Directions for this task = Count every line below in which "Forces" occurs, then give only the count.

[BEGIN Data rows]

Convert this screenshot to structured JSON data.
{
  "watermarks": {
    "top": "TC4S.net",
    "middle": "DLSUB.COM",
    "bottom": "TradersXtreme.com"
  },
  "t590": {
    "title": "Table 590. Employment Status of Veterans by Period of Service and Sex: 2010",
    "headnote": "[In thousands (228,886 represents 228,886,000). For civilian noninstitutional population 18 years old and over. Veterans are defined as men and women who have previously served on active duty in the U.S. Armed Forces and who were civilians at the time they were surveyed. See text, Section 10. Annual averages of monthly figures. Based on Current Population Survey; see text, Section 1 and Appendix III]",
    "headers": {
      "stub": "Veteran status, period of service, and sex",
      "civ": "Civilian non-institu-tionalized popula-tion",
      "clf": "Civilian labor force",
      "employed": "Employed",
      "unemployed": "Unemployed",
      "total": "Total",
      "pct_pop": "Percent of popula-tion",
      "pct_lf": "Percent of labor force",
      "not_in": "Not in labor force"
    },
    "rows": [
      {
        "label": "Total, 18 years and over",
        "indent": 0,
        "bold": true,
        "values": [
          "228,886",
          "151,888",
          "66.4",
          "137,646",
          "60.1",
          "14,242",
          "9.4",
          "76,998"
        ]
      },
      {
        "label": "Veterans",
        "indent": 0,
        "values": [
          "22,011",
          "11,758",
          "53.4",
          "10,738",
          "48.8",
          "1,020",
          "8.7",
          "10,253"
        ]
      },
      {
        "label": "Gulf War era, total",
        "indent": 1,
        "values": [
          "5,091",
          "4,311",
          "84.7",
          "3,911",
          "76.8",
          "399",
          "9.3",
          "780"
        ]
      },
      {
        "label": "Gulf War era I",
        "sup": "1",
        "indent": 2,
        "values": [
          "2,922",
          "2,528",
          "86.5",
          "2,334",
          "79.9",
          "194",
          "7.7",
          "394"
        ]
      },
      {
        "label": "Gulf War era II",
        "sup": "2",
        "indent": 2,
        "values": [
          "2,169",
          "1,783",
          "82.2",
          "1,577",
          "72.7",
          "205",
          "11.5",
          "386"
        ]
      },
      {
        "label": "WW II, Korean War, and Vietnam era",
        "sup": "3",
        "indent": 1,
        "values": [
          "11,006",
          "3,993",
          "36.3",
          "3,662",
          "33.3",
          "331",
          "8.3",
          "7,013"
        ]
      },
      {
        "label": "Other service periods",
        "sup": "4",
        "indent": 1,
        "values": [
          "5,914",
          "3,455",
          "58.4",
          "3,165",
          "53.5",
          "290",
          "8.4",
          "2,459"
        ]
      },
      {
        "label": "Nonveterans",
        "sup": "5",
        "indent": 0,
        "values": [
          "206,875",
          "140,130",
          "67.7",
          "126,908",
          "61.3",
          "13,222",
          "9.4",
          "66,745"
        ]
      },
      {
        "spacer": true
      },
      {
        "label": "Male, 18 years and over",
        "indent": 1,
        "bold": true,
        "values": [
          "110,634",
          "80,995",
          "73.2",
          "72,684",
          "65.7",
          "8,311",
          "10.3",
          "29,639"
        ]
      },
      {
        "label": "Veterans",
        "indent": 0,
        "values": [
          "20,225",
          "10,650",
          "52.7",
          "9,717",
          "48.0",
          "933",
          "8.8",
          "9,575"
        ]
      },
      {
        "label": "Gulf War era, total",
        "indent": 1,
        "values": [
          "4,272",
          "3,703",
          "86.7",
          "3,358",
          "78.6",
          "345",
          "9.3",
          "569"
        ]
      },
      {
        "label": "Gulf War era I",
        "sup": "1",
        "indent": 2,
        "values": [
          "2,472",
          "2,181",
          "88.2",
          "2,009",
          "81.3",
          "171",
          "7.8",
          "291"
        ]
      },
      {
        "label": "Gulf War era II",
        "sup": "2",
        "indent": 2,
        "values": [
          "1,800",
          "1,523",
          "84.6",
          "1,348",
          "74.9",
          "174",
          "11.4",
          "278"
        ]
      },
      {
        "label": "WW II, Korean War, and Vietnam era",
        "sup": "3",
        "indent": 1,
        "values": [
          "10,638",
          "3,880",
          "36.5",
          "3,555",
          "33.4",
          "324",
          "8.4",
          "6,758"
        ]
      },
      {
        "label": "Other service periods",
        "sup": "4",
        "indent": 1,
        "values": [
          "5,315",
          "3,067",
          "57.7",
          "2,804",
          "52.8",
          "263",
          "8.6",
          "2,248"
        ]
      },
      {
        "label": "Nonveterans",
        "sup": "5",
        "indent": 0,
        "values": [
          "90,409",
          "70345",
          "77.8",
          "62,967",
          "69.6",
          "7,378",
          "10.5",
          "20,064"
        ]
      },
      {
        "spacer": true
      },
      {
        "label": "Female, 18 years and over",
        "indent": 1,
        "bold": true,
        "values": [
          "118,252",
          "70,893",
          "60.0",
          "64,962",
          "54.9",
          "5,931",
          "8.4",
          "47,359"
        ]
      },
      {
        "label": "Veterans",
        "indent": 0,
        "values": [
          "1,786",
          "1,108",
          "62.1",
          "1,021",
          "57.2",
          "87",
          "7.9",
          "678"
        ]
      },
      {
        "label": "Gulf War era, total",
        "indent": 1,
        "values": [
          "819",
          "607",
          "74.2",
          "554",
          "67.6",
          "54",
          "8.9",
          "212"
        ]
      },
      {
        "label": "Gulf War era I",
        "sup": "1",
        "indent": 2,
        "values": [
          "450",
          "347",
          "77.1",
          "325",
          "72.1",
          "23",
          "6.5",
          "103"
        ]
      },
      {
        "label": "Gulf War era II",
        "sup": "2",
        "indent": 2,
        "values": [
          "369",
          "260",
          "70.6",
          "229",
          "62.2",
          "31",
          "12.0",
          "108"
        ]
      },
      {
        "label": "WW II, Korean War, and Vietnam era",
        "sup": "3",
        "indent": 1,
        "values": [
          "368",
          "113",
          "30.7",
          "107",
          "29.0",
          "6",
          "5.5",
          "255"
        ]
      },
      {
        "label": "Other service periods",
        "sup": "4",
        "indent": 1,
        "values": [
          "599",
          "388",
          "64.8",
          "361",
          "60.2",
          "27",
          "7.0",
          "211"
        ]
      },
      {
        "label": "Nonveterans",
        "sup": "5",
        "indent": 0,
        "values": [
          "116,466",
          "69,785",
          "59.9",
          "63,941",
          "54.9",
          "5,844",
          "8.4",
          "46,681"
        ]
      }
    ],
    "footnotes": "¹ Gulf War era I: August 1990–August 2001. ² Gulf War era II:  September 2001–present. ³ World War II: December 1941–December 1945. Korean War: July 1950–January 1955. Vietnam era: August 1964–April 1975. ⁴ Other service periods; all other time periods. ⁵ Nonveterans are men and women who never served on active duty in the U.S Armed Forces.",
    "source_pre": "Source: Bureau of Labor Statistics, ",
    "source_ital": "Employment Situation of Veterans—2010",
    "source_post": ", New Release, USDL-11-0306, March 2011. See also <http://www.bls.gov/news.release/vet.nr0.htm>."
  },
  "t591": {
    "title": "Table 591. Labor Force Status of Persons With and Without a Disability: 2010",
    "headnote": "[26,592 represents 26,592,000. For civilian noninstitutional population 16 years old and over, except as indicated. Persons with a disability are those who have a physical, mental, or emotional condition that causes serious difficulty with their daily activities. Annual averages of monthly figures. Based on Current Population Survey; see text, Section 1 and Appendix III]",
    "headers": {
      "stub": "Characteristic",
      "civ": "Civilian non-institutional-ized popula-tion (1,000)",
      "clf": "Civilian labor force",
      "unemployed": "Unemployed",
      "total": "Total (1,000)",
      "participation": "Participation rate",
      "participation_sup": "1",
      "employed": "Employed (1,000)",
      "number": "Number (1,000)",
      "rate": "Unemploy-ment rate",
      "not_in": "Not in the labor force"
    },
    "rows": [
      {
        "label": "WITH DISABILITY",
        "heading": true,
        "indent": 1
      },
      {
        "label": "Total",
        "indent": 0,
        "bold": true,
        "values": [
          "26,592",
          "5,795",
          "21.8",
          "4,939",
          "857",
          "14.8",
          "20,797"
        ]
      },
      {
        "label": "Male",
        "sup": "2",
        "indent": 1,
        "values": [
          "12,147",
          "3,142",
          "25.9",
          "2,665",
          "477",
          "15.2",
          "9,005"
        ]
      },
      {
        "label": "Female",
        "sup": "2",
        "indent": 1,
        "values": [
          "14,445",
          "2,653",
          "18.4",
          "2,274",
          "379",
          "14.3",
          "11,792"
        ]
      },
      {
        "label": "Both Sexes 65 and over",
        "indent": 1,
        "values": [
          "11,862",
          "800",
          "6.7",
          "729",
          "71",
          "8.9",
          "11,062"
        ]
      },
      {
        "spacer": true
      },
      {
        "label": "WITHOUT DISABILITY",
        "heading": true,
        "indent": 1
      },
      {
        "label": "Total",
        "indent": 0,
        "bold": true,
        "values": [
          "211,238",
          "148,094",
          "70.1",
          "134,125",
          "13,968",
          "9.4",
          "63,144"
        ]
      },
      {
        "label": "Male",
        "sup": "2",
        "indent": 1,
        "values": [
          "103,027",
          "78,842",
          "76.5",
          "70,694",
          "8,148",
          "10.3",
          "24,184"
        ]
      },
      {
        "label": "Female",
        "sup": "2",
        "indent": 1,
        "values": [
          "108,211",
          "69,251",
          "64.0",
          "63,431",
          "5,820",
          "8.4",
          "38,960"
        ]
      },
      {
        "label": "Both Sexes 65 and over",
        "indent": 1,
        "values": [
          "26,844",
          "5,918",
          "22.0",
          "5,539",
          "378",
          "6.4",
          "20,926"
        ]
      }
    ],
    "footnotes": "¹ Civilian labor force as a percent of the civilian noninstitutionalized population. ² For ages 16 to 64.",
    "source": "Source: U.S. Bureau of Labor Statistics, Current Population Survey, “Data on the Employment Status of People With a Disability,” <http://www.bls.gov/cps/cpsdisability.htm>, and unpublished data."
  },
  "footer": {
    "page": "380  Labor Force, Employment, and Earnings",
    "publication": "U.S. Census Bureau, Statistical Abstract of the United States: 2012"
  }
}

[END Data rows]

Solution = 2